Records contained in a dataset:
------------------------------------
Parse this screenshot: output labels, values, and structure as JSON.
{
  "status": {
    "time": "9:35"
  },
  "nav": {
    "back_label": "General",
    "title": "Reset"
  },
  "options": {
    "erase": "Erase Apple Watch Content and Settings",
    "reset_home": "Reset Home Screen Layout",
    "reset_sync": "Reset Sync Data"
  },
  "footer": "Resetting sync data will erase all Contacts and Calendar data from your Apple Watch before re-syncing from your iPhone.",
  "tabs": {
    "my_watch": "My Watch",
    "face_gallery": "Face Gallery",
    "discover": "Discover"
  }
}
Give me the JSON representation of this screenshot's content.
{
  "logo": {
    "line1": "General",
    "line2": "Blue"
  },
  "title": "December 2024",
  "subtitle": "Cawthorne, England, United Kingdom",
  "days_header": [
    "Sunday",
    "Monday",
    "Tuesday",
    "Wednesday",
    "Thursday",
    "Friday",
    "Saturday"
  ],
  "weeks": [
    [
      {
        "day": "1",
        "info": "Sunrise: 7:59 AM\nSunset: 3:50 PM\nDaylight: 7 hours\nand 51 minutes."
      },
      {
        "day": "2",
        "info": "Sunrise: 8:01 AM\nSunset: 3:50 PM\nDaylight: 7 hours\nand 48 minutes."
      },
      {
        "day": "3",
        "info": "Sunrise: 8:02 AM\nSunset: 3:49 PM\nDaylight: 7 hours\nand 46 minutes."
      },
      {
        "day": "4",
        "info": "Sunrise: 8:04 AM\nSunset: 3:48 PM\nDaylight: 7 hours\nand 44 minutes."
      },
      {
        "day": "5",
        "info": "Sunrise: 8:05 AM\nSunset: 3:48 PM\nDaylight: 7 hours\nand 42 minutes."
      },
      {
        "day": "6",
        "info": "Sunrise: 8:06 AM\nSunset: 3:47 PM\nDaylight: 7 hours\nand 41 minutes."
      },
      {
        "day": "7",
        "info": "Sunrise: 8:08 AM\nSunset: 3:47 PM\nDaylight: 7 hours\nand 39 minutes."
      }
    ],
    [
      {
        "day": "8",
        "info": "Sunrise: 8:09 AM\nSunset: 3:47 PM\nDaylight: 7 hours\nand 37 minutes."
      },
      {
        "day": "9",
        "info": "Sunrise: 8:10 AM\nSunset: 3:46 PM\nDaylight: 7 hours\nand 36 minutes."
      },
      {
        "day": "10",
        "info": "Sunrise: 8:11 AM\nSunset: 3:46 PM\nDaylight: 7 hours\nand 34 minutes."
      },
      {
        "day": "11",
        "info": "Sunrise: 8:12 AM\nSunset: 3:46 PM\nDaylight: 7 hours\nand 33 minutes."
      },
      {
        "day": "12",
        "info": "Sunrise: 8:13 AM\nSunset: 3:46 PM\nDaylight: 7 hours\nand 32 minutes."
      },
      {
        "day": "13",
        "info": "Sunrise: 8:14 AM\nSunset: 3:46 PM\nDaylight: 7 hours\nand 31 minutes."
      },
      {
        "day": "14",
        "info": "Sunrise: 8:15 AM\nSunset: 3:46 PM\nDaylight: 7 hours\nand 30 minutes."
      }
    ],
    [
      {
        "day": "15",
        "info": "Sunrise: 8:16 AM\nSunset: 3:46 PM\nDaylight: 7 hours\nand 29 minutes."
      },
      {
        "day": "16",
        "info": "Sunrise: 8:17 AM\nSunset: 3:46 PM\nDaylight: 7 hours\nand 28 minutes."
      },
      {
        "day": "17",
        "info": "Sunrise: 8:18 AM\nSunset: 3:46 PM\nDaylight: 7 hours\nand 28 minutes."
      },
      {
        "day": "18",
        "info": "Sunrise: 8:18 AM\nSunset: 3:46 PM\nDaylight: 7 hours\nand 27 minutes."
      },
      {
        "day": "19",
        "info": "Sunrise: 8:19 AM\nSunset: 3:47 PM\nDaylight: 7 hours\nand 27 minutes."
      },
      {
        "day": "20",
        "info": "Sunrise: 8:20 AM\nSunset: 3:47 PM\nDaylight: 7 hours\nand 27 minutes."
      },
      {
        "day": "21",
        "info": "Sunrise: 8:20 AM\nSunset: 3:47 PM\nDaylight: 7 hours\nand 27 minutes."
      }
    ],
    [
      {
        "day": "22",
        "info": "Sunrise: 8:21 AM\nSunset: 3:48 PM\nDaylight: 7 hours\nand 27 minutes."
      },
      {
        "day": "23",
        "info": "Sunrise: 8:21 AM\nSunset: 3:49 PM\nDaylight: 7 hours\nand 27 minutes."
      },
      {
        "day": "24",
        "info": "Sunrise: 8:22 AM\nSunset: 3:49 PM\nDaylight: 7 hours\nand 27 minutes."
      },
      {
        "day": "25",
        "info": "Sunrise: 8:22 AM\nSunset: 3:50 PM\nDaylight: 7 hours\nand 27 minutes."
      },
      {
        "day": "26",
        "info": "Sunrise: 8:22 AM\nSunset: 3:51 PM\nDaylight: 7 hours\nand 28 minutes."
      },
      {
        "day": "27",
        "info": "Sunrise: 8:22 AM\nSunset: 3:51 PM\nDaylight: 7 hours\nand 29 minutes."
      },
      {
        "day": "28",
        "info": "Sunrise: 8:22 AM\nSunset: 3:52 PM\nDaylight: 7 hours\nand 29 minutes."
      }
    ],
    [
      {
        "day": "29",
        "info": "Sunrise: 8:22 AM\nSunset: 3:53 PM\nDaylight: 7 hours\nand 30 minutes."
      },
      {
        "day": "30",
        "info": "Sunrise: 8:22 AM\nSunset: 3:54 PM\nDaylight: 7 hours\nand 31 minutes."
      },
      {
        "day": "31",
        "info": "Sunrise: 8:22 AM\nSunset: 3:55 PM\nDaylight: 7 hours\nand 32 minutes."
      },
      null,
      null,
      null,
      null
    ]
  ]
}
------------------------------------
Stated exercise: Each entry is to be returned in full, character for character.

Result of this exercise:
Parse this screenshot: output labels, values, and structure as JSON.
{
  "status": {
    "time": "9:35"
  },
  "nav": {
    "back_label": "General",
    "title": "Reset"
  },
  "options": {
    "erase": "Erase Apple Watch Content and Settings",
    "reset_home": "Reset Home Screen Layout",
    "reset_sync": "Reset Sync Data"
  },
  "footer": "Resetting sync data will erase all Contacts and Calendar data from your Apple Watch before re-syncing from your iPhone.",
  "tabs": {
    "my_watch": "My Watch",
    "face_gallery": "Face Gallery",
    "discover": "Discover"
  }
}
Give me the JSON representation of this screenshot's content.
{
  "logo": {
    "line1": "General",
    "line2": "Blue"
  },
  "title": "December 2024",
  "subtitle": "Cawthorne, England, United Kingdom",
  "days_header": [
    "Sunday",
    "Monday",
    "Tuesday",
    "Wednesday",
    "Thursday",
    "Friday",
    "Saturday"
  ],
  "weeks": [
    [
      {
        "day": "1",
        "info": "Sunrise: 7:59 AM\nSunset: 3:50 PM\nDaylight: 7 hours\nand 51 minutes."
      },
      {
        "day": "2",
        "info": "Sunrise: 8:01 AM\nSunset: 3:50 PM\nDaylight: 7 hours\nand 48 minutes."
      },
      {
        "day": "3",
        "info": "Sunrise: 8:02 AM\nSunset: 3:49 PM\nDaylight: 7 hours\nand 46 minutes."
      },
      {
        "day": "4",
        "info": "Sunrise: 8:04 AM\nSunset: 3:48 PM\nDaylight: 7 hours\nand 44 minutes."
      },
      {
        "day": "5",
        "info": "Sunrise: 8:05 AM\nSunset: 3:48 PM\nDaylight: 7 hours\nand 42 minutes."
      },
      {
        "day": "6",
        "info": "Sunrise: 8:06 AM\nSunset: 3:47 PM\nDaylight: 7 hours\nand 41 minutes."
      },
      {
        "day": "7",
        "info": "Sunrise: 8:08 AM\nSunset: 3:47 PM\nDaylight: 7 hours\nand 39 minutes."
      }
    ],
    [
      {
        "day": "8",
        "info": "Sunrise: 8:09 AM\nSunset: 3:47 PM\nDaylight: 7 hours\nand 37 minutes."
      },
      {
        "day": "9",
        "info": "Sunrise: 8:10 AM\nSunset: 3:46 PM\nDaylight: 7 hours\nand 36 minutes."
      },
      {
        "day": "10",
        "info": "Sunrise: 8:11 AM\nSunset: 3:46 PM\nDaylight: 7 hours\nand 34 minutes."
      },
      {
        "day": "11",
        "info": "Sunrise: 8:12 AM\nSunset: 3:46 PM\nDaylight: 7 hours\nand 33 minutes."
      },
      {
        "day": "12",
        "info": "Sunrise: 8:13 AM\nSunset: 3:46 PM\nDaylight: 7 hours\nand 32 minutes."
      },
      {
        "day": "13",
        "info": "Sunrise: 8:14 AM\nSunset: 3:46 PM\nDaylight: 7 hours\nand 31 minutes."
      },
      {
        "day": "14",
        "info": "Sunrise: 8:15 AM\nSunset: 3:46 PM\nDaylight: 7 hours\nand 30 minutes."
      }
    ],
    [
      {
        "day": "15",
        "info": "Sunrise: 8:16 AM\nSunset: 3:46 PM\nDaylight: 7 hours\nand 29 minutes."
      },
      {
        "day": "16",
        "info": "Sunrise: 8:17 AM\nSunset: 3:46 PM\nDaylight: 7 hours\nand 28 minutes."
      },
      {
        "day": "17",
        "info": "Sunrise: 8:18 AM\nSunset: 3:46 PM\nDaylight: 7 hours\nand 28 minutes."
      },
      {
        "day": "18",
        "info": "Sunrise: 8:18 AM\nSunset: 3:46 PM\nDaylight: 7 hours\nand 27 minutes."
      },
      {
        "day": "19",
        "info": "Sunrise: 8:19 AM\nSunset: 3:47 PM\nDaylight: 7 hours\nand 27 minutes."
      },
      {
        "day": "20",
        "info": "Sunrise: 8:20 AM\nSunset: 3:47 PM\nDaylight: 7 hours\nand 27 minutes."
      },
      {
        "day": "21",
        "info": "Sunrise: 8:20 AM\nSunset: 3:47 PM\nDaylight: 7 hours\nand 27 minutes."
      }
    ],
    [
      {
        "day": "22",
        "info": "Sunrise: 8:21 AM\nSunset: 3:48 PM\nDaylight: 7 hours\nand 27 minutes."
      },
      {
        "day": "23",
        "info": "Sunrise: 8:21 AM\nSunset: 3:49 PM\nDaylight: 7 hours\nand 27 minutes."
      },
      {
        "day": "24",
        "info": "Sunrise: 8:22 AM\nSunset: 3:49 PM\nDaylight: 7 hours\nand 27 minutes."
      },
      {
        "day": "25",
        "info": "Sunrise: 8:22 AM\nSunset: 3:50 PM\nDaylight: 7 hours\nand 27 minutes."
      },
      {
        "day": "26",
        "info": "Sunrise: 8:22 AM\nSunset: 3:51 PM\nDaylight: 7 hours\nand 28 minutes."
      },
      {
        "day": "27",
        "info": "Sunrise: 8:22 AM\nSunset: 3:51 PM\nDaylight: 7 hours\nand 29 minutes."
      },
      {
        "day": "28",
        "info": "Sunrise: 8:22 AM\nSunset: 3:52 PM\nDaylight: 7 hours\nand 29 minutes."
      }
    ],
    [
      {
        "day": "29",
        "info": "Sunrise: 8:22 AM\nSunset: 3:53 PM\nDaylight: 7 hours\nand 30 minutes."
      },
      {
        "day": "30",
        "info": "Sunrise: 8:22 AM\nSunset: 3:54 PM\nDaylight: 7 hours\nand 31 minutes."
      },
      {
        "day": "31",
        "info": "Sunrise: 8:22 AM\nSunset: 3:55 PM\nDaylight: 7 hours\nand 32 minutes."
      },
      null,
      null,
      null,
      null
    ]
  ]
}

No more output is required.